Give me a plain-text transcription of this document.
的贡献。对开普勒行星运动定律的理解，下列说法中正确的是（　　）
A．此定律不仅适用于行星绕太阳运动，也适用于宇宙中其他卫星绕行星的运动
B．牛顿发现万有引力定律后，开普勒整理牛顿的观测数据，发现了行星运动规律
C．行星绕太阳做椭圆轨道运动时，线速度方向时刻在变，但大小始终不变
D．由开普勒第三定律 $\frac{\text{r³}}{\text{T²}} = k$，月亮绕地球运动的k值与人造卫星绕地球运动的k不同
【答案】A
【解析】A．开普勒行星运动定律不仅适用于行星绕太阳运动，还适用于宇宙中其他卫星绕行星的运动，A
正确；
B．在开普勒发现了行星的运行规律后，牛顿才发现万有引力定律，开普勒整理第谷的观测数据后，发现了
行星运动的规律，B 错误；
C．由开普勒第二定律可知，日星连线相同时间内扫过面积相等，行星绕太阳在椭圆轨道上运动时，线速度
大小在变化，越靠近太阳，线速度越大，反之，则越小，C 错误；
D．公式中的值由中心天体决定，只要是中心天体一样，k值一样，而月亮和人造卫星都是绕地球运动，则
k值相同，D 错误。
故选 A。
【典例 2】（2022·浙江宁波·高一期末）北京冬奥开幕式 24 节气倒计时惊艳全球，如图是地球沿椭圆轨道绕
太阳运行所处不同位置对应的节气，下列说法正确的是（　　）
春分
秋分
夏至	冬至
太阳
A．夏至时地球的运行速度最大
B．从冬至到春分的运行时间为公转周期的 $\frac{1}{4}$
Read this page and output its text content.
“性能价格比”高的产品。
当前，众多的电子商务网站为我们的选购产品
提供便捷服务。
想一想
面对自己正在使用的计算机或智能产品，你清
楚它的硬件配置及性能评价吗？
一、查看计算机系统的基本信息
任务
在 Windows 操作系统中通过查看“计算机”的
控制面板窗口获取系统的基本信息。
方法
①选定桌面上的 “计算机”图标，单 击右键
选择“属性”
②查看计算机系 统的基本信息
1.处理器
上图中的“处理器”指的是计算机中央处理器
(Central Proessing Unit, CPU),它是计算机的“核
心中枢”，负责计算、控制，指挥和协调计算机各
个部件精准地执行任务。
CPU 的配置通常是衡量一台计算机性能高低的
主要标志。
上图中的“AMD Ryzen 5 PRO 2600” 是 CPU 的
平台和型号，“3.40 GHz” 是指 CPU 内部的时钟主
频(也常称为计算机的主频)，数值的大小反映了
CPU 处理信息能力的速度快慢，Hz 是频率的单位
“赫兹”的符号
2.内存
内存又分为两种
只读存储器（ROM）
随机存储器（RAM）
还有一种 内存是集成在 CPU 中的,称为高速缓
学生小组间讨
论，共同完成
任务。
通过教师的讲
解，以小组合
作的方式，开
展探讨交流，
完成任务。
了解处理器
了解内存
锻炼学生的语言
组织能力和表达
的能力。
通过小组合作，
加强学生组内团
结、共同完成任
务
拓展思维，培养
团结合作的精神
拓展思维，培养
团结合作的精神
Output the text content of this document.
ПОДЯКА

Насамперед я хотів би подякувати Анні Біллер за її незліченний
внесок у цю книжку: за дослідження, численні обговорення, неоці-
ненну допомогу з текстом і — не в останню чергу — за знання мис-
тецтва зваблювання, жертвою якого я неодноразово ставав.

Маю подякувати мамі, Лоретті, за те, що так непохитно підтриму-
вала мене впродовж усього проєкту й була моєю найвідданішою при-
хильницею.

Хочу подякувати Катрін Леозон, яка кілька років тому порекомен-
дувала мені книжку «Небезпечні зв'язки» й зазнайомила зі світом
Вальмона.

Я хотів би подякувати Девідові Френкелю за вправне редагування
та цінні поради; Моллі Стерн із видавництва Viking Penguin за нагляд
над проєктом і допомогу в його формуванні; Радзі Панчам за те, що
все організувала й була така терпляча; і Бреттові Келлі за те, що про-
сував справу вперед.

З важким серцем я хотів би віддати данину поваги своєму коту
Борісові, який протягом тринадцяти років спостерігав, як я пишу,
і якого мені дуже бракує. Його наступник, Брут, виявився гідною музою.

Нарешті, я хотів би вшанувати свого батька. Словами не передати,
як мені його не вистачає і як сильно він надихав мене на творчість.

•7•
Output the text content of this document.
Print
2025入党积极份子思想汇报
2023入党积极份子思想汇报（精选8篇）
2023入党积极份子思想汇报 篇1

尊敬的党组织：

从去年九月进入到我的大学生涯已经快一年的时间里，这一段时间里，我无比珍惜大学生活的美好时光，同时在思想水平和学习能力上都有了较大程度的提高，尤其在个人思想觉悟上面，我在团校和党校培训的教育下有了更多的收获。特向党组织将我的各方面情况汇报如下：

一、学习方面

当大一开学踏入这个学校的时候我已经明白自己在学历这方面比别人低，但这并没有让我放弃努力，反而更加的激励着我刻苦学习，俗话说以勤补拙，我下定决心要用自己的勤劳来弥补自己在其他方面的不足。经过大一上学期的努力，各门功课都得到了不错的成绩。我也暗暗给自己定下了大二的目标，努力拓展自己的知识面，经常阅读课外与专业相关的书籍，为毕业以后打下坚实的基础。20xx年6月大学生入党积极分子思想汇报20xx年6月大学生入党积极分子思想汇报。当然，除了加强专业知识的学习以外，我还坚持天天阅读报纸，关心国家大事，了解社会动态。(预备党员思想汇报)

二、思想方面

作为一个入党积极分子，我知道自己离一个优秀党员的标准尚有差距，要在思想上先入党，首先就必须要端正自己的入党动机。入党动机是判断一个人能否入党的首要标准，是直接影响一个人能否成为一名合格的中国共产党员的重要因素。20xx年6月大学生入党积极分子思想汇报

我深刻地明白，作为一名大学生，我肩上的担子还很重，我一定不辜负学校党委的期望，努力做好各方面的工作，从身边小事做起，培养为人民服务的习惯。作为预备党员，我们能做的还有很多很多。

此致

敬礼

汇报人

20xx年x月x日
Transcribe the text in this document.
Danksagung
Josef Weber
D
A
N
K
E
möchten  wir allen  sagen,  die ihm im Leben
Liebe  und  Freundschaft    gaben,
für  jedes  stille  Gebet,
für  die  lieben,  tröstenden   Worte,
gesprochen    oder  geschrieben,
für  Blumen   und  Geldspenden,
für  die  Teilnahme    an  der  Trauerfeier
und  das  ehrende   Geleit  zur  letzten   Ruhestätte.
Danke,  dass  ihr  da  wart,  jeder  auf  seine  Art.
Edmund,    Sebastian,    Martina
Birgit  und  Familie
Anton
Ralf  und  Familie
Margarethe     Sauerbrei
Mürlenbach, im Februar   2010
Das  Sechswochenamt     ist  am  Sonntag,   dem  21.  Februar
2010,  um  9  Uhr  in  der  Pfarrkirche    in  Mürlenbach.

==============================

## What to do
Return every line above in which the string "допомогу" occurs.

## Answer in full
ненну допомогу з текстом і — не в останню чергу — за знання мис-
над проєктом і допомогу в його формуванні; Радзі Панчам за те, що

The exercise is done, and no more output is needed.